[Start TASK MATERIAL]

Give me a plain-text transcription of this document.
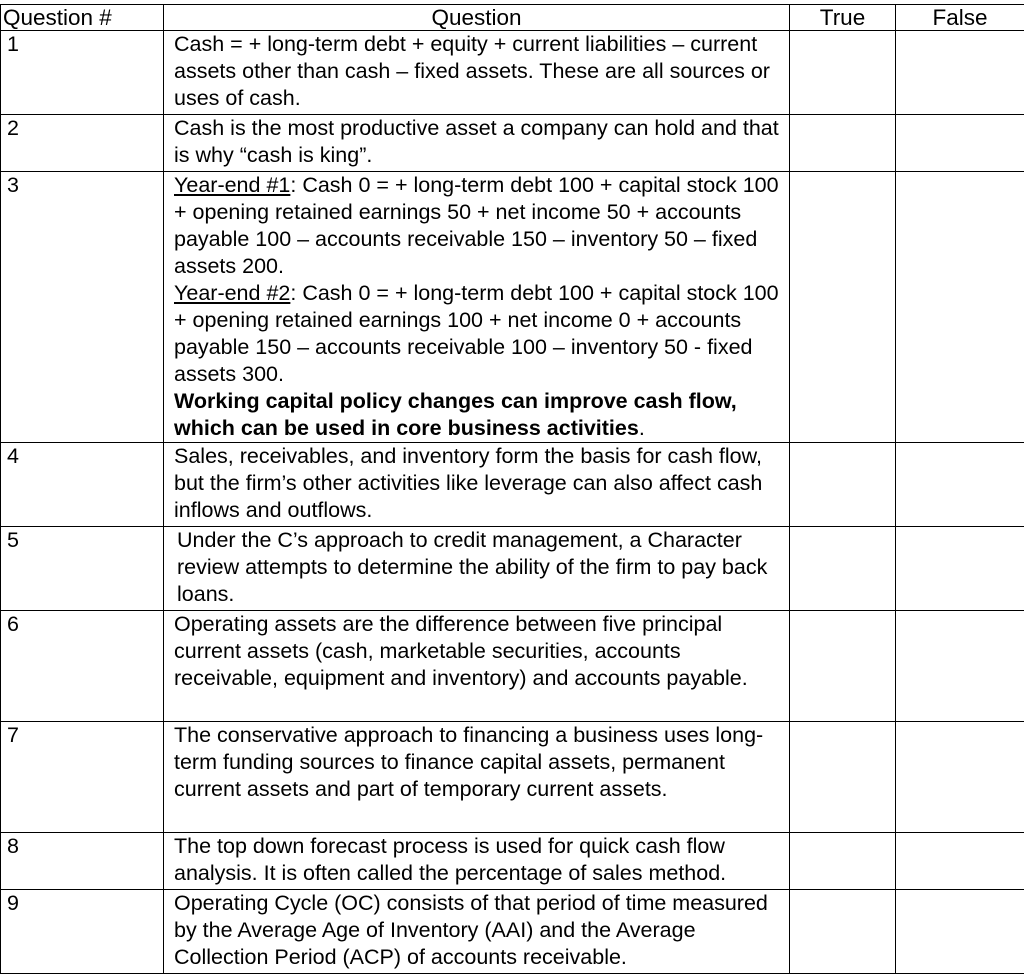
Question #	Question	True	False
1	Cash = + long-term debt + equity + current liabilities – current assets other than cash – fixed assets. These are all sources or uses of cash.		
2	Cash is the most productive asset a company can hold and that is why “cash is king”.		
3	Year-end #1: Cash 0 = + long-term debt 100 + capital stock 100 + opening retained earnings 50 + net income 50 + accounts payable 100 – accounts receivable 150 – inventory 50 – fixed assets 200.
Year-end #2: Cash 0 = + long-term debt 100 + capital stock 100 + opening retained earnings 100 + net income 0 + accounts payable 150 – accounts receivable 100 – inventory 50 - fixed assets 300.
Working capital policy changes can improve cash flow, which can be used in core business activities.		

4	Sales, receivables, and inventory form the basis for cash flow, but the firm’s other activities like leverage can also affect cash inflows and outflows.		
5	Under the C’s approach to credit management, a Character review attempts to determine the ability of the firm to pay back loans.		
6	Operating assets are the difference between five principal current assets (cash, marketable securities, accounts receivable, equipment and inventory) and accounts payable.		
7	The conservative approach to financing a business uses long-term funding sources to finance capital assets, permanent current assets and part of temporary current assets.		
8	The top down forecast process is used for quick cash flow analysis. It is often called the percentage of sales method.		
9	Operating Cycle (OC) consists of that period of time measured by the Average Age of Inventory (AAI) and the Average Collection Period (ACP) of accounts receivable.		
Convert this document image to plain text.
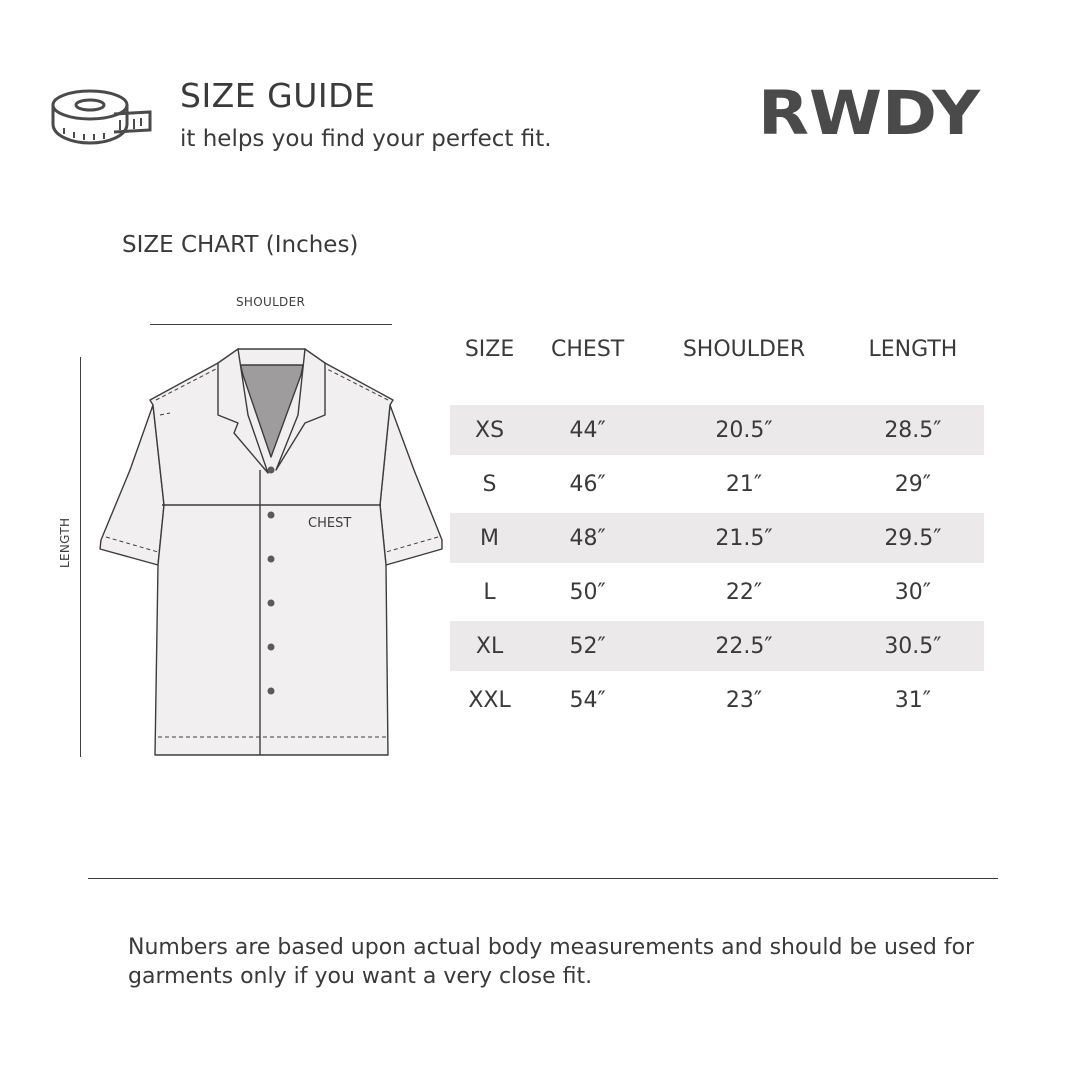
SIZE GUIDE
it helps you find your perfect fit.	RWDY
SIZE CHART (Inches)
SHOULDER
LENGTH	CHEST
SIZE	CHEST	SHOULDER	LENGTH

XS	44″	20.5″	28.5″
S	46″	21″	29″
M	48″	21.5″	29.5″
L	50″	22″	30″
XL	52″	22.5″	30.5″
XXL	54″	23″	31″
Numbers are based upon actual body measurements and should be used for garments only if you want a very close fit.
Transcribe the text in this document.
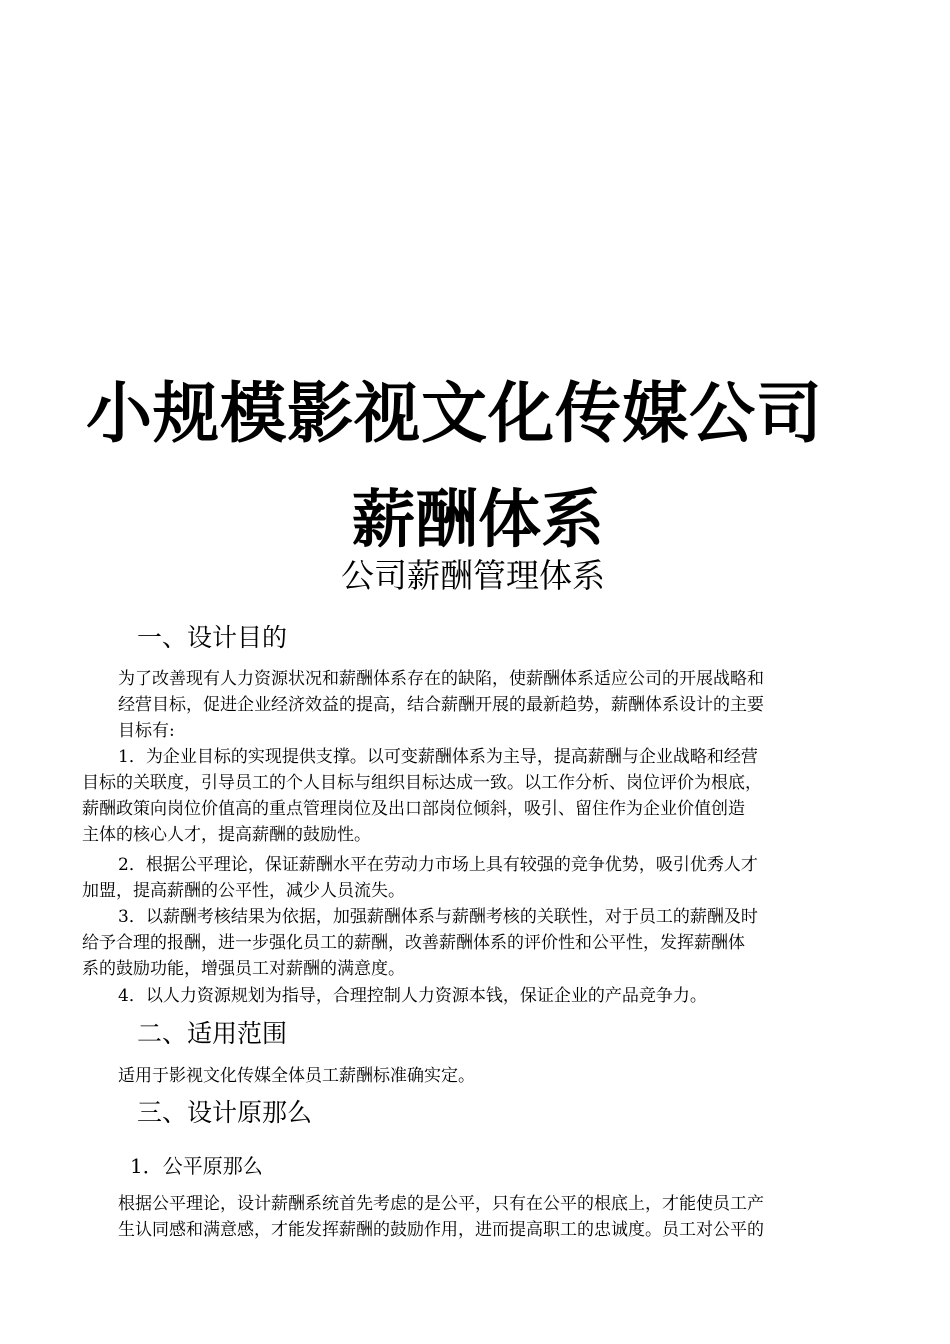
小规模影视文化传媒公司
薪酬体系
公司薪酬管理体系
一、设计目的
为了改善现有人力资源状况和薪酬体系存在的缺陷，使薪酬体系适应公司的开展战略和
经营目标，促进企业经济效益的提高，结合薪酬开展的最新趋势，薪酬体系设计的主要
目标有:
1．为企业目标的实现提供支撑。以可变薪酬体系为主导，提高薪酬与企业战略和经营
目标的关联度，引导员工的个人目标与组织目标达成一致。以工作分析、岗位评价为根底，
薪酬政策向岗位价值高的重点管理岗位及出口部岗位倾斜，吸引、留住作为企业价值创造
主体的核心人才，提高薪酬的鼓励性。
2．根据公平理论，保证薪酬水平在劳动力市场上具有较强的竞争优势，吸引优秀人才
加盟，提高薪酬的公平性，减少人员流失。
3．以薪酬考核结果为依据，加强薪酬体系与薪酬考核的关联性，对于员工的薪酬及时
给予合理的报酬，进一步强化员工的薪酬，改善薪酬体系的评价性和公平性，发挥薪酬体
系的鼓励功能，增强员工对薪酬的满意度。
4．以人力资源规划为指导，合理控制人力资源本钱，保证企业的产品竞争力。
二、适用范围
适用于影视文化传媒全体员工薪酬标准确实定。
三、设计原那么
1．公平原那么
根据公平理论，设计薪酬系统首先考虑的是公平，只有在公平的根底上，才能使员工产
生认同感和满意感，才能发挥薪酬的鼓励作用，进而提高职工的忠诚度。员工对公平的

[End TASK MATERIAL]

EXERCISE DESCRIPTION: Write down every line of the data above that includes the string "business".

SOLUTION TO THIS TASK:
Working capital policy changes can improve cash flow, which can be used in core business activities.		
7	The conservative approach to financing a business uses long-term funding sources to finance capital assets, permanent current assets and part of temporary current assets.		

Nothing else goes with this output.